Data excerpts:
┄┄┄┄┄┄┄┄┄┄┄┄┄┄┄┄┄┄┄┄
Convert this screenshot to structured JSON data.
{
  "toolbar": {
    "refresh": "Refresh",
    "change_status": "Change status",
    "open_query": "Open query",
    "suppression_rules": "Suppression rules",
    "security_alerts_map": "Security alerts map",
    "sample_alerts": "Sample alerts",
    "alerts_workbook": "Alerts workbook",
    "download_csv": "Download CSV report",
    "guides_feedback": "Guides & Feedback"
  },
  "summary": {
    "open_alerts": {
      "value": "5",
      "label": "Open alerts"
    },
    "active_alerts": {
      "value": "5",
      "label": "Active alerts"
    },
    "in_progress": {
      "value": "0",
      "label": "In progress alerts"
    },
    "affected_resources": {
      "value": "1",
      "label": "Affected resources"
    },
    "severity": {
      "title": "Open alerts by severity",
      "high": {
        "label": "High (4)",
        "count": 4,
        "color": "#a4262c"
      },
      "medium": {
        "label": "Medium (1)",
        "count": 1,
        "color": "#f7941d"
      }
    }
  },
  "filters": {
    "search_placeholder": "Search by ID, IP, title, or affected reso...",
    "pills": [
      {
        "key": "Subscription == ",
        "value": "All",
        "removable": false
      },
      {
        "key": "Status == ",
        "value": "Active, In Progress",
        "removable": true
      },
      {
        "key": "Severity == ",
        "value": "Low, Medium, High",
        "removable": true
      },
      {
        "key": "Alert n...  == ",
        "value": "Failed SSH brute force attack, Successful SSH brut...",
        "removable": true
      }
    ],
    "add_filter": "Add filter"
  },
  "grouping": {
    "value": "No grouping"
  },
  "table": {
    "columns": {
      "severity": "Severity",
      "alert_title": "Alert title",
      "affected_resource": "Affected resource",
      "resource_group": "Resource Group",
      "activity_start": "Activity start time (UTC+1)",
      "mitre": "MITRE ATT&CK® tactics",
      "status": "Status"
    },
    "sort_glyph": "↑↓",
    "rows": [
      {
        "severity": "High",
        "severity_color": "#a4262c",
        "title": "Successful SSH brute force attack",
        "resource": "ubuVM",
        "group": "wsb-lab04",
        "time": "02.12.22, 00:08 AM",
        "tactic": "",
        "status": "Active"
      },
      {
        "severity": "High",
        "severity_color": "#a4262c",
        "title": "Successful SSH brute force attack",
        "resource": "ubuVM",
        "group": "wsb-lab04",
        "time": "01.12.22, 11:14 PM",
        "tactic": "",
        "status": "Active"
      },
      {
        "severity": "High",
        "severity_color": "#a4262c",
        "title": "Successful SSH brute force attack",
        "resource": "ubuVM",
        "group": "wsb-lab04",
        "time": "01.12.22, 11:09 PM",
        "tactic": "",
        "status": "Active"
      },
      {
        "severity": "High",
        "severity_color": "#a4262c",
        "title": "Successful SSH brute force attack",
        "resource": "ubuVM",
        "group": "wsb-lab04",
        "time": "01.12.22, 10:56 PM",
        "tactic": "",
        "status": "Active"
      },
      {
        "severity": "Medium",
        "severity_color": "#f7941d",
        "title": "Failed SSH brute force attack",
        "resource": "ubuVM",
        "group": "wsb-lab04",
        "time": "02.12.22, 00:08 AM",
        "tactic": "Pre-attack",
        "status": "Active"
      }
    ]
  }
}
┄┄┄┄┄┄┄┄┄┄┄┄┄┄┄┄┄┄┄┄
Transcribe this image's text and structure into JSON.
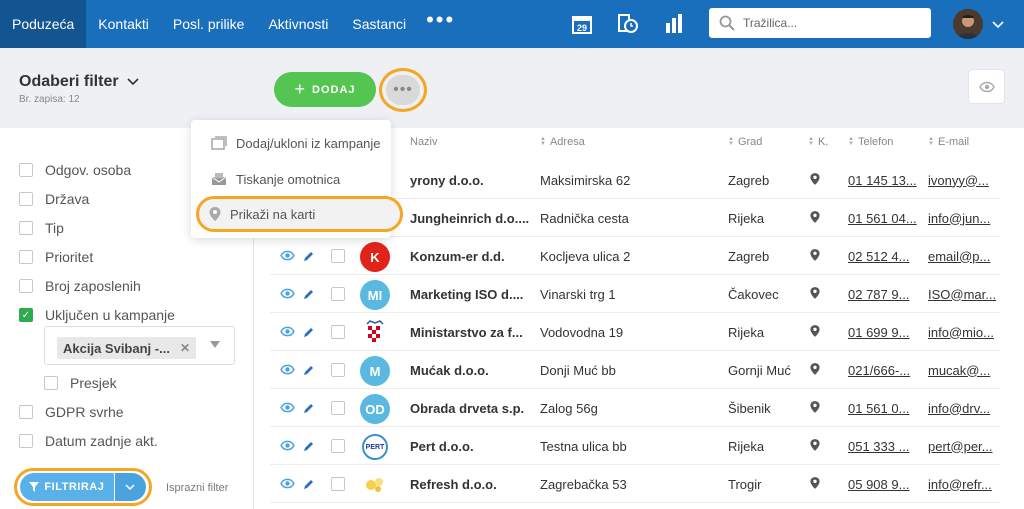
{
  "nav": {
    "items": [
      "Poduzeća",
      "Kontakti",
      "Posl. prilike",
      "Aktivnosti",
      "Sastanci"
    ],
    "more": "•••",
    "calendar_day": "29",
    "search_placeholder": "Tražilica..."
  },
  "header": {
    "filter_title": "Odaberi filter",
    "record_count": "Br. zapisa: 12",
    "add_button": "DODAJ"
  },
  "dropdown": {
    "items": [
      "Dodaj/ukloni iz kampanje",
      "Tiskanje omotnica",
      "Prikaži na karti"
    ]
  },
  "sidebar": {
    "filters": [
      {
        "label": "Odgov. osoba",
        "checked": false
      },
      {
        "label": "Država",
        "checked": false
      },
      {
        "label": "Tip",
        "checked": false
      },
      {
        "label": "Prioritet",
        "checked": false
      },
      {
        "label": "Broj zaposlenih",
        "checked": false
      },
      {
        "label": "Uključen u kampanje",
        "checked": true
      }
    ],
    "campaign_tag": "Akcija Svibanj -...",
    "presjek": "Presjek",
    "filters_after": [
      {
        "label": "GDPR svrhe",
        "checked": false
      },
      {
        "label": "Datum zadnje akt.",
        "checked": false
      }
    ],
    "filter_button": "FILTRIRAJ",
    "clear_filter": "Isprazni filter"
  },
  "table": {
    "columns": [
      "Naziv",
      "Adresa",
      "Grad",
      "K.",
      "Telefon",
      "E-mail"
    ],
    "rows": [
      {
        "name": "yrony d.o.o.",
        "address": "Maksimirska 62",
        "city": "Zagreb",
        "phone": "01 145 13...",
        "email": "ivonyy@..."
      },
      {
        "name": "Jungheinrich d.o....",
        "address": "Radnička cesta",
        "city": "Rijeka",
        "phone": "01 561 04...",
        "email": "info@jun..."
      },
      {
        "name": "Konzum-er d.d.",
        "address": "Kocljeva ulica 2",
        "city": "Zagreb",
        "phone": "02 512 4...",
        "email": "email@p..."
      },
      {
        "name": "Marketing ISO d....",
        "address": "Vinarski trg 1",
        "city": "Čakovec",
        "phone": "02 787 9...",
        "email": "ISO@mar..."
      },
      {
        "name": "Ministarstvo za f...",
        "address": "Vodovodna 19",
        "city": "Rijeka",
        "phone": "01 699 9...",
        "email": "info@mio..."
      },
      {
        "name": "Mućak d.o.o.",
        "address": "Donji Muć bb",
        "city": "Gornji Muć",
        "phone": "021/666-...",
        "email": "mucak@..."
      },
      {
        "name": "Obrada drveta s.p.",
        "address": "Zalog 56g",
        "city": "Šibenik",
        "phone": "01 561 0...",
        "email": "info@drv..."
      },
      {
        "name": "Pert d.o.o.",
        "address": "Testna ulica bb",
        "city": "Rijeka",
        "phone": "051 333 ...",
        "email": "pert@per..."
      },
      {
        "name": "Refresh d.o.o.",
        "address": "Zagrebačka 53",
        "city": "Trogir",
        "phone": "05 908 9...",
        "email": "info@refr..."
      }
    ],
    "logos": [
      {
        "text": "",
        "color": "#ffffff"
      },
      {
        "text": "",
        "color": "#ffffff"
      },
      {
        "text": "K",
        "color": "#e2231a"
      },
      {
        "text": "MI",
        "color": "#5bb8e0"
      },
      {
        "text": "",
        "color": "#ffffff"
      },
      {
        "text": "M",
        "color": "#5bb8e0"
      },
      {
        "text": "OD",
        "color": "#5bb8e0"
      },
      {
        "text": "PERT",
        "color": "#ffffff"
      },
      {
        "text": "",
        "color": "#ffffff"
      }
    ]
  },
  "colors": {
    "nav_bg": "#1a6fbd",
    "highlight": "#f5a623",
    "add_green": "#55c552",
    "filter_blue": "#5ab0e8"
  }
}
┄┄┄┄┄┄┄┄┄┄┄┄┄┄┄┄┄┄┄┄
● **What to produce**: Each line holding the word "ulica" counts once; report the total and nothing else.

● **Exercise result**: 2